RICOH GR IV / SHOOTING REPORT vol.1 vol.2

リコーGRシリーズの最新型「RICOH GR IV」の登場です。フィルム時代から数えてまもなく30年、デジタルカメラとなって20年近く。気がつけばデジタルになってからのほうが長いわけで、時の過ぎゆく早さとともに、スナップシューターとして大きく姿形が変わることなく一貫して確固たる地位を築いている稀有なモデルだと改めて感じさせられる次第です。そしてGR IIIの登場から約6年、今回の「GR IV」もまさに熟成というべき内容のモデルチェンジ。ざっと変更点をまとめると、センサーは有効画素数が少し増えて2,434万画素から2,574万画素に。映像エンジンとセットで新設計のものが搭載されています。また、レンズも新設計となり構成枚数が増えて非球面レンズが2枚から3枚に。手ブレ補正機構が3軸から5軸へと大幅アップデート、さらに内蔵ストレージが2GBから53GBに大容量化、使用できるメモリーカードがSDカードからmicroSDカードとなりました。これまでのGRシリーズを見れば、モデルチェンジをしてもカメラとしての本質的なパッケージングは変わらない。そこは誰もがそう感じているところで、一体写りのほうはどうなのか、そして使い勝手はどうなのか。作例とともにそのあたりをまず伝えたいと思います。

*課題用データ*.

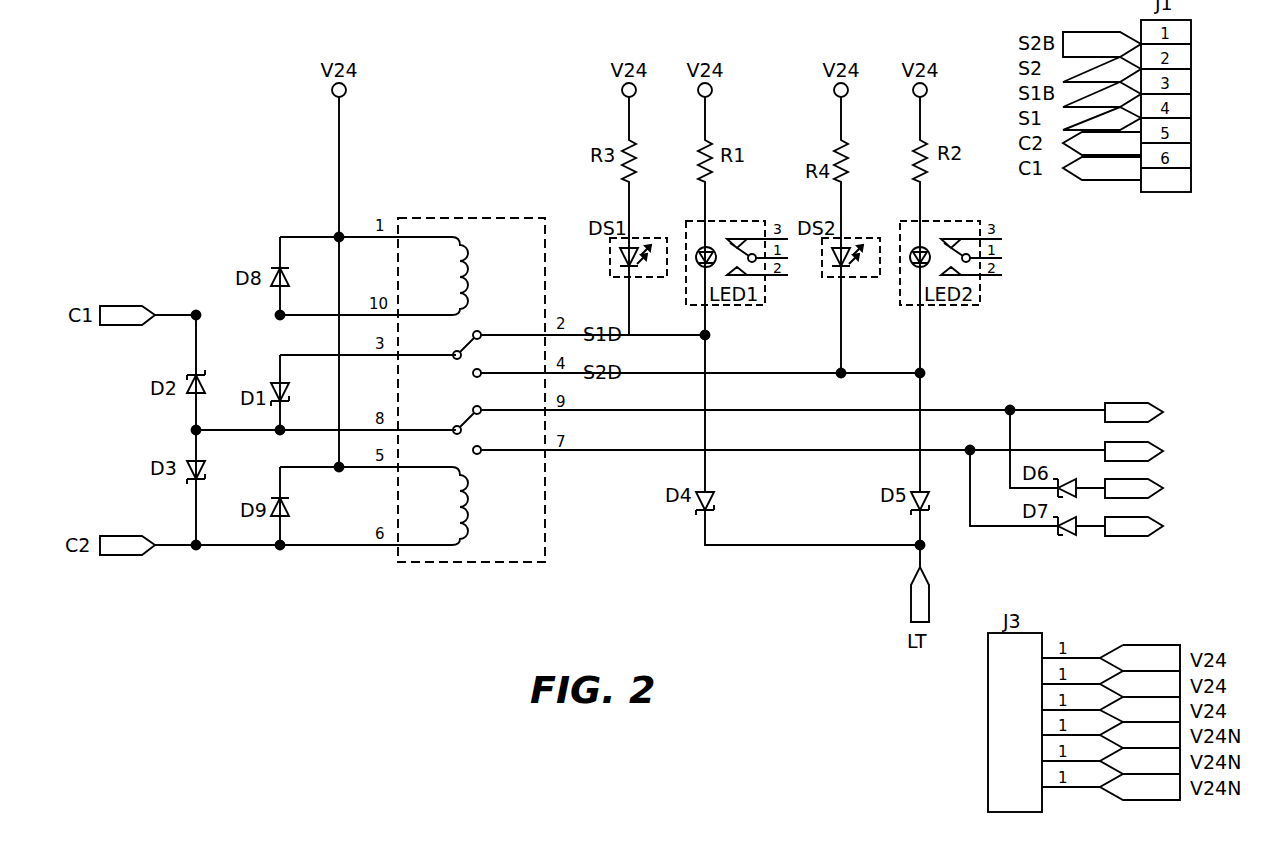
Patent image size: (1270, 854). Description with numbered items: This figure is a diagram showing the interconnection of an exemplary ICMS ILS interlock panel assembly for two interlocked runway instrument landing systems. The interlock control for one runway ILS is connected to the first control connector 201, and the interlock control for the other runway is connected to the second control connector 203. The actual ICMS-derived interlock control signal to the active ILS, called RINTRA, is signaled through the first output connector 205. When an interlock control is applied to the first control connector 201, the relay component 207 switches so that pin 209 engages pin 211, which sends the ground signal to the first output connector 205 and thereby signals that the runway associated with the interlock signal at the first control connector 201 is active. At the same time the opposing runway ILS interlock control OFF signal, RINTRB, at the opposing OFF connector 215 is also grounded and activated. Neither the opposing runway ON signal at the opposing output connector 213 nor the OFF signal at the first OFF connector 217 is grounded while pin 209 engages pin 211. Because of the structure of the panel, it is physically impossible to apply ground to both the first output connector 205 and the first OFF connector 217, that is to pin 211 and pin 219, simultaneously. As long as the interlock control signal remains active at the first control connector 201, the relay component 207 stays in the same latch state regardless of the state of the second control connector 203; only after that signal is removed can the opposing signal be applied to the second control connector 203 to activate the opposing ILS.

The connector C1 201 is at (108, 287).
The connector C2 203 is at (120, 568).
The connector S1 205 is at (1153, 395).
The relay component 207 is at (448, 563).
The pin 209 is at (453, 432).
The pin 211 is at (481, 405).
The connector S2 213 is at (1158, 440).
The connector S2B 215 is at (1160, 498).
The connector S1B 217 is at (1155, 535).
The pin 219 is at (481, 455).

*取り組む内容*.
1. 記録の先頭の行から「The connector S1 205 is at (1153, 395).」を含む行までを、両端の行も含めて一字も変えずにそのまま返しなさい。画像は答えに入れないこと。
2. RICOH GR IVの紹介文を、最後の文のあとから再開して書き進めなさい。

*各課題の解答*.
1.
Patent image size: (1270, 854). Description with numbered items: This figure is a diagram showing the interconnection of an exemplary ICMS ILS interlock panel assembly for two interlocked runway instrument landing systems. The interlock control for one runway ILS is connected to the first control connector 201, and the interlock control for the other runway is connected to the second control connector 203. The actual ICMS-derived interlock control signal to the active ILS, called RINTRA, is signaled through the first output connector 205. When an interlock control is applied to the first control connector 201, the relay component 207 switches so that pin 209 engages pin 211, which sends the ground signal to the first output connector 205 and thereby signals that the runway associated with the interlock signal at the first control connector 201 is active. At the same time the opposing runway ILS interlock control OFF signal, RINTRB, at the opposing OFF connector 215 is also grounded and activated. Neither the opposing runway ON signal at the opposing output connector 213 nor the OFF signal at the first OFF connector 217 is grounded while pin 209 engages pin 211. Because of the structure of the panel, it is physically impossible to apply ground to both the first output connector 205 and the first OFF connector 217, that is to pin 211 and pin 219, simultaneously. As long as the interlock control signal remains active at the first control connector 201, the relay component 207 stays in the same latch state regardless of the state of the second control connector 203; only after that signal is removed can the opposing signal be applied to the second control connector 203 to activate the opposing ILS.

The connector C1 201 is at (108, 287).
The connector C2 203 is at (120, 568).
The connector S1 205 is at (1153, 395).

2.
( Photography & Text : K )

RICOH GR IV, Photo by K

さらにキレて、より潤いを感じる画に

まず前作のGR IIIも切れ味鋭いレンズでしたが、GR IVに搭載される新レンズは、さらにつけいる隙がなくなったと感じます。四隅まで実に先鋭な写りで文句なし。切れ味鋭いのにどこか柔らかさが同居するあたりはGR III同様で、GR IVではセンサーと映像エンジンのアップデートが効いているように感じます。データ上はともかく見た目的にダイナミックレンジが広がったのか、それとも階調の連なりがさらに良くなったのか。前作の特長がさらに増した印象です。最明暗付近の飛び方も唐突さがなくなったように感じます。

RICOH GR IV, Photo by K

光の回り方は肉眼で見ても写りの通りでした。ナチュラルな再現で、見た目以上にシャドーが落ち込むこともなく、光の濃淡の連なりも見た目通り。実に外連味のない画作りで美しい。つくづく、写りで感心するのは尖鋭度よりは階調再現なのだなと感じます。もちろん、そのセットに対してよりビビッドに反応するのですが。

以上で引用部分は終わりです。